- **MATERIALS PROVIDED**:
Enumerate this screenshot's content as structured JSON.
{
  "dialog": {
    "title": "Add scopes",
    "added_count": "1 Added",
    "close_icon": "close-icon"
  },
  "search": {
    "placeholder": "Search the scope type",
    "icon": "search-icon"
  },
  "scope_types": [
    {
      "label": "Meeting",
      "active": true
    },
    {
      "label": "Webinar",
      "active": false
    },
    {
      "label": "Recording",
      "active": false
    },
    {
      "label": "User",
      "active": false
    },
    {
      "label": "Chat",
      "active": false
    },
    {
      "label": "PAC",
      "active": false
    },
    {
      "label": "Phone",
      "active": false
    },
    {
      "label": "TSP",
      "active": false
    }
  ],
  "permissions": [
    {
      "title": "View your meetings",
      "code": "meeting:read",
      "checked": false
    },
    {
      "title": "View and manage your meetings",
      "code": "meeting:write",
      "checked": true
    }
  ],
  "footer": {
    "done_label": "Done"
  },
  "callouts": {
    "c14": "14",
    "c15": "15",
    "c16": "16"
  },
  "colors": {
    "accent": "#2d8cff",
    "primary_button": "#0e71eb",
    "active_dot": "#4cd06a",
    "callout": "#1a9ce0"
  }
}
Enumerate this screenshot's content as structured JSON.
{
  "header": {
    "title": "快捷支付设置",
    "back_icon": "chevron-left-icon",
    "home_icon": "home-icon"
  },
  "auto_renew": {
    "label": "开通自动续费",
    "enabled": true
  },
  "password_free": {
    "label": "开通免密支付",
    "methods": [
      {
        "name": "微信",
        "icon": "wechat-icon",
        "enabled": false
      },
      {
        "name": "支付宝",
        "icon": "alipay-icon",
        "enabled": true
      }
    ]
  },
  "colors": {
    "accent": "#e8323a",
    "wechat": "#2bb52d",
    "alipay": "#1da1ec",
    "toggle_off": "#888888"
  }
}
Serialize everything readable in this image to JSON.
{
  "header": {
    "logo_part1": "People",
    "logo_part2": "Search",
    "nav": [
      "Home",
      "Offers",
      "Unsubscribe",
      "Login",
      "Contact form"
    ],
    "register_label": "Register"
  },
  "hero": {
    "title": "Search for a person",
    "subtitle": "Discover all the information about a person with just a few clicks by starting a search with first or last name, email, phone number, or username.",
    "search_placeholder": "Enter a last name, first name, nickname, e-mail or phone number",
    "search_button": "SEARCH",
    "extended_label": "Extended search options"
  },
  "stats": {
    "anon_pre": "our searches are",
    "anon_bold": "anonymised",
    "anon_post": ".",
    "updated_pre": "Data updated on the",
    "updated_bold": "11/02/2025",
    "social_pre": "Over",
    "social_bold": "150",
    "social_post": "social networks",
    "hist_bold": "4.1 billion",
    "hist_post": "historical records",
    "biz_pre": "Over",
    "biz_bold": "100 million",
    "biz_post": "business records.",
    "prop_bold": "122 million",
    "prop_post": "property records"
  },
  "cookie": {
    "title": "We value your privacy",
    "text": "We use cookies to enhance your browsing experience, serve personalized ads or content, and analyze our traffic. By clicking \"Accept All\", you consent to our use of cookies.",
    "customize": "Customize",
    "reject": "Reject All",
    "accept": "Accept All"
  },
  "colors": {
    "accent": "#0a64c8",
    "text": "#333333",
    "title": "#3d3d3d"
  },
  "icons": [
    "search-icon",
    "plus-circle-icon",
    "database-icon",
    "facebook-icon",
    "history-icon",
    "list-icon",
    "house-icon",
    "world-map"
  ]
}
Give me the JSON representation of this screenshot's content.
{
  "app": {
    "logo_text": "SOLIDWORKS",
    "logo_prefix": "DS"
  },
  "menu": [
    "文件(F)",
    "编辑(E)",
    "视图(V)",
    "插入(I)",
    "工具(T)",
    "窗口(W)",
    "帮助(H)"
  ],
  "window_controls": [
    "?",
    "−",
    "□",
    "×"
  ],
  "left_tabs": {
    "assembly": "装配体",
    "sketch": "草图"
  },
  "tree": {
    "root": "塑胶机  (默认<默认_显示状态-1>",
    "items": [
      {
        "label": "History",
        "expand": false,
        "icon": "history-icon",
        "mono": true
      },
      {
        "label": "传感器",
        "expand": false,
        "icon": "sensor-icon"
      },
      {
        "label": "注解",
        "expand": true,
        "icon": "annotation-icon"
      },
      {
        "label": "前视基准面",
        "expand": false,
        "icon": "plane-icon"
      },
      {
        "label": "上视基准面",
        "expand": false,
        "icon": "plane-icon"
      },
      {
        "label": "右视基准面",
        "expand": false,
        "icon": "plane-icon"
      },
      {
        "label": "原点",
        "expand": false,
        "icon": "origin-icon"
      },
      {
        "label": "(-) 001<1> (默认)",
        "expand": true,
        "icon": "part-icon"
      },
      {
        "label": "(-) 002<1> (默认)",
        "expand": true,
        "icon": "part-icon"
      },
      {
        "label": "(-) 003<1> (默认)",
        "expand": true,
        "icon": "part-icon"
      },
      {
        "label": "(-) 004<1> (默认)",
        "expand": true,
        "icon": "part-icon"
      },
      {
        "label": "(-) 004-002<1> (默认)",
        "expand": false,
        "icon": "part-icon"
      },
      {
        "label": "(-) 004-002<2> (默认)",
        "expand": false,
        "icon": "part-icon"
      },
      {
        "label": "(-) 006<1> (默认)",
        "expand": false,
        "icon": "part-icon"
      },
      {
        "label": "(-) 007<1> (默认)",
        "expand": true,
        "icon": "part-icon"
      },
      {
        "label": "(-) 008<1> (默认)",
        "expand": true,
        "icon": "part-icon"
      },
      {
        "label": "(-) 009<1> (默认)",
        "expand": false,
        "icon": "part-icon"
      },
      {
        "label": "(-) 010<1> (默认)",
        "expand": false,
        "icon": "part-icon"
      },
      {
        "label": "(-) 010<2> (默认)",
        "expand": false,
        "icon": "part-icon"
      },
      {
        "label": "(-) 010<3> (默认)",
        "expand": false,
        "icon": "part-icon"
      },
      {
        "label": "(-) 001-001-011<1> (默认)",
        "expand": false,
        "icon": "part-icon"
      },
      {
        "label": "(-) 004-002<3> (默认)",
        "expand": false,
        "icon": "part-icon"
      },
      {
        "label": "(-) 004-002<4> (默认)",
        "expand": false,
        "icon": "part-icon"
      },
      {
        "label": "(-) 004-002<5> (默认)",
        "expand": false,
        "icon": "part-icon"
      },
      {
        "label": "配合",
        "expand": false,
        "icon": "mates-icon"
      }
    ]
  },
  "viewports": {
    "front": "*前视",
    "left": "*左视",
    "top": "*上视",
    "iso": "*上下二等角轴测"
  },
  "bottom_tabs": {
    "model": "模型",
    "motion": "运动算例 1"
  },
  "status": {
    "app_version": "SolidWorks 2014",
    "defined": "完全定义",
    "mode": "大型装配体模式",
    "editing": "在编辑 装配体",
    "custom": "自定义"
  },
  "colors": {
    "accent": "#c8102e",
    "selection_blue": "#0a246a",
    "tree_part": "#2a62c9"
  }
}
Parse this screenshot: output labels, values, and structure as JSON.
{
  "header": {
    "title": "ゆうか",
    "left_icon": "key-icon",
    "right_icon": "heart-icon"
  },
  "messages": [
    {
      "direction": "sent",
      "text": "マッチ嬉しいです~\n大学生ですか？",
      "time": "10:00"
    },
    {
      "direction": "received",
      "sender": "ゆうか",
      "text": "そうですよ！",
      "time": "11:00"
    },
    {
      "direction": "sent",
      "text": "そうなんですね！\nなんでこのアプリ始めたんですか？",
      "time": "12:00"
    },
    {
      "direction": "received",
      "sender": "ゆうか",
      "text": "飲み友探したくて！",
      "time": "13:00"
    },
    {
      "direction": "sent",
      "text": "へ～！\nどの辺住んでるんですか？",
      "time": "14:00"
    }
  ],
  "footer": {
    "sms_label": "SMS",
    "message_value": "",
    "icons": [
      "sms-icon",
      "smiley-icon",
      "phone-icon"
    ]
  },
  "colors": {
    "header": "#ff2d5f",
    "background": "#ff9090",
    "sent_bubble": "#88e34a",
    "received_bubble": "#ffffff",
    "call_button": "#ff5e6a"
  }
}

- **PROBLEM REQUIREMENTS**:
Select every line in the records above that contains the word "screenshot".

- **TASK OUTPUT**:
Enumerate this screenshot's content as structured JSON.
Enumerate this screenshot's content as structured JSON.
Give me the JSON representation of this screenshot's content.
Parse this screenshot: output labels, values, and structure as JSON.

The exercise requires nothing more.